## Begin

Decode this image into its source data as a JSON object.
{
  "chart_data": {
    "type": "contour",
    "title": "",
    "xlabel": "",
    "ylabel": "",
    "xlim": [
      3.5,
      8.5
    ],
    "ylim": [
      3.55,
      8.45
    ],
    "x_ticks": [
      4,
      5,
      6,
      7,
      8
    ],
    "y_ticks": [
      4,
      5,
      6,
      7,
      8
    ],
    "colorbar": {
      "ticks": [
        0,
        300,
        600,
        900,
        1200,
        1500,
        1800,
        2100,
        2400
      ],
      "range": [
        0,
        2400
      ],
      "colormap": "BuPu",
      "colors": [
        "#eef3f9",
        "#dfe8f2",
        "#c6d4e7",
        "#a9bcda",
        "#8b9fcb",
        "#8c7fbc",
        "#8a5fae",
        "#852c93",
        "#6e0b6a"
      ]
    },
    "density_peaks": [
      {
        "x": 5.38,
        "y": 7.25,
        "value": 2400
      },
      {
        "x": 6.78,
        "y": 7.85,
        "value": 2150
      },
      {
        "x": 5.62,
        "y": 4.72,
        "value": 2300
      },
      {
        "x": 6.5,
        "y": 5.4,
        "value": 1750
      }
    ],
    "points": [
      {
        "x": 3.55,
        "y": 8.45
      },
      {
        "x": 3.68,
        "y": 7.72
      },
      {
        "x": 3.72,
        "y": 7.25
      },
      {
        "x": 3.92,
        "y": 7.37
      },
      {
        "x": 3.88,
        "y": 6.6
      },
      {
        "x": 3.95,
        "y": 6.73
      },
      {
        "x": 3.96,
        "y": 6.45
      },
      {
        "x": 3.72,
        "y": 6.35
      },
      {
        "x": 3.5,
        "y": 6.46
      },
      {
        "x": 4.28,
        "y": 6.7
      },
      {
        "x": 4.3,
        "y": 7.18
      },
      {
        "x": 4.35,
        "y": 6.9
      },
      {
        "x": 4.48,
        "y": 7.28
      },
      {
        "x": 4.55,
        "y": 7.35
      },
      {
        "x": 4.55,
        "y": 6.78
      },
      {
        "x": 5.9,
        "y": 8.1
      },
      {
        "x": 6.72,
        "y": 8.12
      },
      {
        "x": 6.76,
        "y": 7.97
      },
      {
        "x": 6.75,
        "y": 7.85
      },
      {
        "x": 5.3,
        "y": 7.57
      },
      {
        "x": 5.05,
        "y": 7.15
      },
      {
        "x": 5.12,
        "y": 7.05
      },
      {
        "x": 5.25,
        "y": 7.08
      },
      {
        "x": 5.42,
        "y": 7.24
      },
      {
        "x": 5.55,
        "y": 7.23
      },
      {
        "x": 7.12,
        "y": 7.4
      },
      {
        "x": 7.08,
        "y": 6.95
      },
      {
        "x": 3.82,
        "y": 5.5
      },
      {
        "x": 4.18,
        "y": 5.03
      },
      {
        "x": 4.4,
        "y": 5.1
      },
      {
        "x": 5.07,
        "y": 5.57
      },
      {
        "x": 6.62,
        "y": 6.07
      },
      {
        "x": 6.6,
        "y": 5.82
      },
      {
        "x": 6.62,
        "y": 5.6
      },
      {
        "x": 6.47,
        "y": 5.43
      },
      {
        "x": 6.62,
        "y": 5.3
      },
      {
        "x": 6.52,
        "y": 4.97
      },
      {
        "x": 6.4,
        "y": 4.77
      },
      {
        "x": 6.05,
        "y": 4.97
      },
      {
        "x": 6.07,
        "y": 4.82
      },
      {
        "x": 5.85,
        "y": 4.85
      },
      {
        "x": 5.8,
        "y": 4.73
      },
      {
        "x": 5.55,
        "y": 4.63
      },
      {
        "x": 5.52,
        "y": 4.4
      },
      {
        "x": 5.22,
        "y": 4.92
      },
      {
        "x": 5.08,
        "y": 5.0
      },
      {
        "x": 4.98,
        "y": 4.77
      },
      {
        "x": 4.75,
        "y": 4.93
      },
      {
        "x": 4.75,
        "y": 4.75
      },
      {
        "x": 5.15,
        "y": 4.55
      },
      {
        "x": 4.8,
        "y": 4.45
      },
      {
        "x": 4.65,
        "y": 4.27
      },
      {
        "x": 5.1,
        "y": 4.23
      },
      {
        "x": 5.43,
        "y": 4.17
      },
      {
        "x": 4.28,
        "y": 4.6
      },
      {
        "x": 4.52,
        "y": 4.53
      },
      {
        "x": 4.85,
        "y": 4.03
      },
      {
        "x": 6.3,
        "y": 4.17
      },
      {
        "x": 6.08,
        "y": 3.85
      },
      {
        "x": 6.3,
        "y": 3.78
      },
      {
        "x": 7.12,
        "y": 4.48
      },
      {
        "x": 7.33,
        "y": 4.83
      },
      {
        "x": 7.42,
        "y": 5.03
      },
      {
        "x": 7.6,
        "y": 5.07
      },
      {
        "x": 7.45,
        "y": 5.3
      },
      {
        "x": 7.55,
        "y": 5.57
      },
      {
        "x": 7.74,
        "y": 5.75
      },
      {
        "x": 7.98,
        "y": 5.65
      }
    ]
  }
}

## End

Written request: Return every record above exactly as it appears.

Completed exercise:
Decode this image into its source data as a JSON object.
{
  "chart_data": {
    "type": "contour",
    "title": "",
    "xlabel": "",
    "ylabel": "",
    "xlim": [
      3.5,
      8.5
    ],
    "ylim": [
      3.55,
      8.45
    ],
    "x_ticks": [
      4,
      5,
      6,
      7,
      8
    ],
    "y_ticks": [
      4,
      5,
      6,
      7,
      8
    ],
    "colorbar": {
      "ticks": [
        0,
        300,
        600,
        900,
        1200,
        1500,
        1800,
        2100,
        2400
      ],
      "range": [
        0,
        2400
      ],
      "colormap": "BuPu",
      "colors": [
        "#eef3f9",
        "#dfe8f2",
        "#c6d4e7",
        "#a9bcda",
        "#8b9fcb",
        "#8c7fbc",
        "#8a5fae",
        "#852c93",
        "#6e0b6a"
      ]
    },
    "density_peaks": [
      {
        "x": 5.38,
        "y": 7.25,
        "value": 2400
      },
      {
        "x": 6.78,
        "y": 7.85,
        "value": 2150
      },
      {
        "x": 5.62,
        "y": 4.72,
        "value": 2300
      },
      {
        "x": 6.5,
        "y": 5.4,
        "value": 1750
      }
    ],
    "points": [
      {
        "x": 3.55,
        "y": 8.45
      },
      {
        "x": 3.68,
        "y": 7.72
      },
      {
        "x": 3.72,
        "y": 7.25
      },
      {
        "x": 3.92,
        "y": 7.37
      },
      {
        "x": 3.88,
        "y": 6.6
      },
      {
        "x": 3.95,
        "y": 6.73
      },
      {
        "x": 3.96,
        "y": 6.45
      },
      {
        "x": 3.72,
        "y": 6.35
      },
      {
        "x": 3.5,
        "y": 6.46
      },
      {
        "x": 4.28,
        "y": 6.7
      },
      {
        "x": 4.3,
        "y": 7.18
      },
      {
        "x": 4.35,
        "y": 6.9
      },
      {
        "x": 4.48,
        "y": 7.28
      },
      {
        "x": 4.55,
        "y": 7.35
      },
      {
        "x": 4.55,
        "y": 6.78
      },
      {
        "x": 5.9,
        "y": 8.1
      },
      {
        "x": 6.72,
        "y": 8.12
      },
      {
        "x": 6.76,
        "y": 7.97
      },
      {
        "x": 6.75,
        "y": 7.85
      },
      {
        "x": 5.3,
        "y": 7.57
      },
      {
        "x": 5.05,
        "y": 7.15
      },
      {
        "x": 5.12,
        "y": 7.05
      },
      {
        "x": 5.25,
        "y": 7.08
      },
      {
        "x": 5.42,
        "y": 7.24
      },
      {
        "x": 5.55,
        "y": 7.23
      },
      {
        "x": 7.12,
        "y": 7.4
      },
      {
        "x": 7.08,
        "y": 6.95
      },
      {
        "x": 3.82,
        "y": 5.5
      },
      {
        "x": 4.18,
        "y": 5.03
      },
      {
        "x": 4.4,
        "y": 5.1
      },
      {
        "x": 5.07,
        "y": 5.57
      },
      {
        "x": 6.62,
        "y": 6.07
      },
      {
        "x": 6.6,
        "y": 5.82
      },
      {
        "x": 6.62,
        "y": 5.6
      },
      {
        "x": 6.47,
        "y": 5.43
      },
      {
        "x": 6.62,
        "y": 5.3
      },
      {
        "x": 6.52,
        "y": 4.97
      },
      {
        "x": 6.4,
        "y": 4.77
      },
      {
        "x": 6.05,
        "y": 4.97
      },
      {
        "x": 6.07,
        "y": 4.82
      },
      {
        "x": 5.85,
        "y": 4.85
      },
      {
        "x": 5.8,
        "y": 4.73
      },
      {
        "x": 5.55,
        "y": 4.63
      },
      {
        "x": 5.52,
        "y": 4.4
      },
      {
        "x": 5.22,
        "y": 4.92
      },
      {
        "x": 5.08,
        "y": 5.0
      },
      {
        "x": 4.98,
        "y": 4.77
      },
      {
        "x": 4.75,
        "y": 4.93
      },
      {
        "x": 4.75,
        "y": 4.75
      },
      {
        "x": 5.15,
        "y": 4.55
      },
      {
        "x": 4.8,
        "y": 4.45
      },
      {
        "x": 4.65,
        "y": 4.27
      },
      {
        "x": 5.1,
        "y": 4.23
      },
      {
        "x": 5.43,
        "y": 4.17
      },
      {
        "x": 4.28,
        "y": 4.6
      },
      {
        "x": 4.52,
        "y": 4.53
      },
      {
        "x": 4.85,
        "y": 4.03
      },
      {
        "x": 6.3,
        "y": 4.17
      },
      {
        "x": 6.08,
        "y": 3.85
      },
      {
        "x": 6.3,
        "y": 3.78
      },
      {
        "x": 7.12,
        "y": 4.48
      },
      {
        "x": 7.33,
        "y": 4.83
      },
      {
        "x": 7.42,
        "y": 5.03
      },
      {
        "x": 7.6,
        "y": 5.07
      },
      {
        "x": 7.45,
        "y": 5.3
      },
      {
        "x": 7.55,
        "y": 5.57
      },
      {
        "x": 7.74,
        "y": 5.75
      },
      {
        "x": 7.98,
        "y": 5.65
      }
    ]
  }
}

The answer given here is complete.